▸ Exercise aim:
Of all the lines in the records below, how many hold the word "color"? Give the number alone.
********
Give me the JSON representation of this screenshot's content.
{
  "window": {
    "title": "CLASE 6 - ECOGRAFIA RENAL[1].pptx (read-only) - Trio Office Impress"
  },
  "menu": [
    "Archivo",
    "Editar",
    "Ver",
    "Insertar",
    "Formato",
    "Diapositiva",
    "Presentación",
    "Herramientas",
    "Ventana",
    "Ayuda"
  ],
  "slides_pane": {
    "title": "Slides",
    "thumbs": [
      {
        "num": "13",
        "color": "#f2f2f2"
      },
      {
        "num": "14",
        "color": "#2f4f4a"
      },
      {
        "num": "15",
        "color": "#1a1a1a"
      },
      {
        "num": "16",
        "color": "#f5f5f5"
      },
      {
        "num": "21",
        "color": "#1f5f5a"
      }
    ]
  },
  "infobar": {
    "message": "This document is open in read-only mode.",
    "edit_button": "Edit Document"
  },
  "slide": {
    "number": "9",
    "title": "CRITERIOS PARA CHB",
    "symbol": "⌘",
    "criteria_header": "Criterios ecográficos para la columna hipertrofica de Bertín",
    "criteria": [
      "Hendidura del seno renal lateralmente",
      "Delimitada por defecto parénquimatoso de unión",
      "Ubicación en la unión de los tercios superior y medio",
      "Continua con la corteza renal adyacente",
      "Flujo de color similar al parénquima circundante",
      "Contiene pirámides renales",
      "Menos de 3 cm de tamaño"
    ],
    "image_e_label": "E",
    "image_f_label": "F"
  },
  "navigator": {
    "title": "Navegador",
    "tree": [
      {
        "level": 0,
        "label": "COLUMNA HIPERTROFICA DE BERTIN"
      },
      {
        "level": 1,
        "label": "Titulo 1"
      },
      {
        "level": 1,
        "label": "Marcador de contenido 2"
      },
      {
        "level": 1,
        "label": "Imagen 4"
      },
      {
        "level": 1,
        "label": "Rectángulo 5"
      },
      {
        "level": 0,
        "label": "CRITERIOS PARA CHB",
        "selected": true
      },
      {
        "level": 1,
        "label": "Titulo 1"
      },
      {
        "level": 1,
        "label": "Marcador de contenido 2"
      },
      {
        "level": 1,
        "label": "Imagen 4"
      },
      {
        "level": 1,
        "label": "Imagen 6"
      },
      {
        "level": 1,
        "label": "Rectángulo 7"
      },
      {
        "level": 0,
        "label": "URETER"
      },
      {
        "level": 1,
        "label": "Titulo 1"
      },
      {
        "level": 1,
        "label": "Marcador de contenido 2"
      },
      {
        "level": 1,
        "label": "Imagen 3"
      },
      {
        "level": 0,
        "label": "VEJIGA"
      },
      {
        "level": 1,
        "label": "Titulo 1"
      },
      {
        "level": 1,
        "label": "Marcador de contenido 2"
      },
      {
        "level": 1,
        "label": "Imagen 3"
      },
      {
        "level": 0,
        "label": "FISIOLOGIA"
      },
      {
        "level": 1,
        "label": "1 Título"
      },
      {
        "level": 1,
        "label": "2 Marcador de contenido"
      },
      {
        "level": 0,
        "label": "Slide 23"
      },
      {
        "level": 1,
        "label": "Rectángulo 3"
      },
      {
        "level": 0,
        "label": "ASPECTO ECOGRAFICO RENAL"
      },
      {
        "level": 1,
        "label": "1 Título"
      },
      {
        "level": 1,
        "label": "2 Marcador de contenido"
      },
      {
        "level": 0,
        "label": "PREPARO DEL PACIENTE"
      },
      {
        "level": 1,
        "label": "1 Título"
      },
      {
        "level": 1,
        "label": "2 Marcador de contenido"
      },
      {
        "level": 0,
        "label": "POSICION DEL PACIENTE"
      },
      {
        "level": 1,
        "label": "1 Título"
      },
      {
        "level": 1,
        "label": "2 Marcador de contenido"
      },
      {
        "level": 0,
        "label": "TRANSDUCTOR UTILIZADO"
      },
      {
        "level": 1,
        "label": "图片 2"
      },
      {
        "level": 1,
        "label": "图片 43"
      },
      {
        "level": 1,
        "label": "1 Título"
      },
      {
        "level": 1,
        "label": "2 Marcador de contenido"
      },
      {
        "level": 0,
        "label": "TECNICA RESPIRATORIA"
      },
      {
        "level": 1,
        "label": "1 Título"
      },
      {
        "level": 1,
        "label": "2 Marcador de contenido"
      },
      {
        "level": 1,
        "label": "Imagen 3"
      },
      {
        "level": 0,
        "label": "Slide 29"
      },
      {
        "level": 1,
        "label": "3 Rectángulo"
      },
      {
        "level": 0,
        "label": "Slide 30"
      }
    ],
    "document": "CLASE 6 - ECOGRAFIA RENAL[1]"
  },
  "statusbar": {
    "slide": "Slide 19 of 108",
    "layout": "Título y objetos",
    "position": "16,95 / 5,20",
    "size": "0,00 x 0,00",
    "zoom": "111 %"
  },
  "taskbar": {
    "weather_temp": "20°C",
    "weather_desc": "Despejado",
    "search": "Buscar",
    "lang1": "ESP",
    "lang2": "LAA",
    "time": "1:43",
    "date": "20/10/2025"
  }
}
********
▸ Result:
6